Extracted data entries:

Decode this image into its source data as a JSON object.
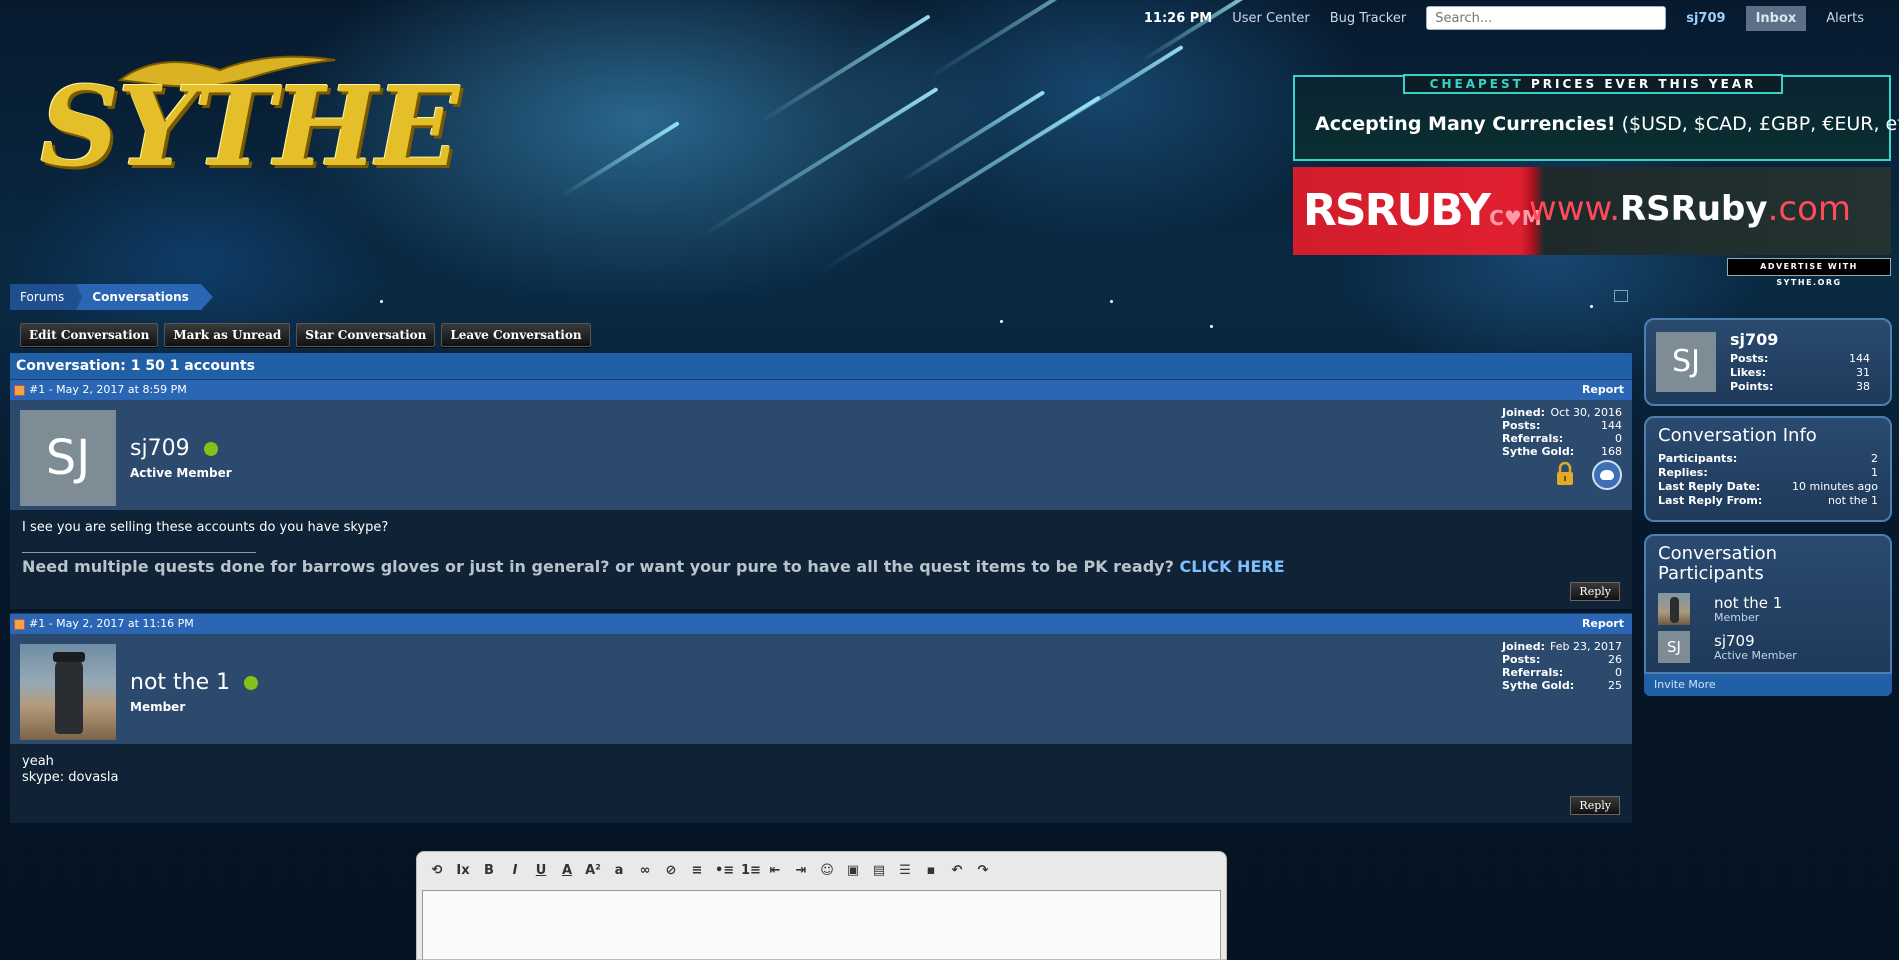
{
  "topbar": {
    "time": "11:26 PM",
    "user_center": "User Center",
    "bug_tracker": "Bug Tracker",
    "search_placeholder": "Search...",
    "username": "sj709",
    "inbox": "Inbox",
    "alerts": "Alerts"
  },
  "logo": {
    "text": "SYTHE"
  },
  "ads": {
    "banner1_tab_highlight": "CHEAPEST",
    "banner1_tab_rest": " PRICES EVER THIS YEAR",
    "banner1_bold": "Accepting Many Currencies!",
    "banner1_rest": " ($USD, $CAD, £GBP, €EUR, etc!)",
    "banner2_brand": "RSRUBY",
    "banner2_brand_suffix": "C♥M",
    "banner2_url_pre": "www.",
    "banner2_url_bold": "RSRuby",
    "banner2_url_post": ".com",
    "advertise": "ADVERTISE WITH SYTHE.ORG"
  },
  "breadcrumb": [
    "Forums",
    "Conversations"
  ],
  "actions": [
    "Edit Conversation",
    "Mark as Unread",
    "Star Conversation",
    "Leave Conversation"
  ],
  "conversation": {
    "title": "Conversation: 1 50 1 accounts",
    "posts": [
      {
        "meta": "#1 - May 2, 2017 at 8:59 PM",
        "report": "Report",
        "avatar_initials": "SJ",
        "username": "sj709",
        "rank": "Active Member",
        "stats": [
          {
            "k": "Joined:",
            "v": "Oct 30, 2016"
          },
          {
            "k": "Posts:",
            "v": "144"
          },
          {
            "k": "Referrals:",
            "v": "0"
          },
          {
            "k": "Sythe Gold:",
            "v": "168"
          }
        ],
        "message": "I see you are selling these accounts do you have skype?",
        "signature": "Need multiple quests done for barrows gloves or just in general? or want your pure to have all the quest items to be PK ready?",
        "signature_link": "CLICK HERE",
        "reply": "Reply"
      },
      {
        "meta": "#1 - May 2, 2017 at 11:16 PM",
        "report": "Report",
        "username": "not the 1",
        "rank": "Member",
        "stats": [
          {
            "k": "Joined:",
            "v": "Feb 23, 2017"
          },
          {
            "k": "Posts:",
            "v": "26"
          },
          {
            "k": "Referrals:",
            "v": "0"
          },
          {
            "k": "Sythe Gold:",
            "v": "25"
          }
        ],
        "message_line1": "yeah",
        "message_line2": "skype: dovasla",
        "reply": "Reply"
      }
    ]
  },
  "sidebar": {
    "me": {
      "initials": "SJ",
      "name": "sj709",
      "stats": [
        {
          "k": "Posts:",
          "v": "144"
        },
        {
          "k": "Likes:",
          "v": "31"
        },
        {
          "k": "Points:",
          "v": "38"
        }
      ]
    },
    "info": {
      "title": "Conversation Info",
      "rows": [
        {
          "k": "Participants:",
          "v": "2"
        },
        {
          "k": "Replies:",
          "v": "1"
        },
        {
          "k": "Last Reply Date:",
          "v": "10 minutes ago"
        },
        {
          "k": "Last Reply From:",
          "v": "not the 1"
        }
      ]
    },
    "participants": {
      "title_line1": "Conversation",
      "title_line2": "Participants",
      "list": [
        {
          "name": "not the 1",
          "rank": "Member"
        },
        {
          "initials": "SJ",
          "name": "sj709",
          "rank": "Active Member"
        }
      ],
      "invite": "Invite More"
    }
  },
  "editor": {
    "tools": [
      "remove-format",
      "clear-format",
      "bold",
      "italic",
      "underline",
      "font-color",
      "font-size",
      "font-family",
      "link",
      "unlink",
      "align",
      "bullet-list",
      "numbered-list",
      "outdent",
      "indent",
      "smilies",
      "image",
      "media",
      "quote",
      "save",
      "undo",
      "redo"
    ]
  }
}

**YOUR INSTRUCTIONS:** Identify and copy all lines with the word "Member".

**EXERCISE SOLUTION:**
        "rank": "Active Member",
        "rank": "Member",
          "rank": "Member"
          "rank": "Active Member"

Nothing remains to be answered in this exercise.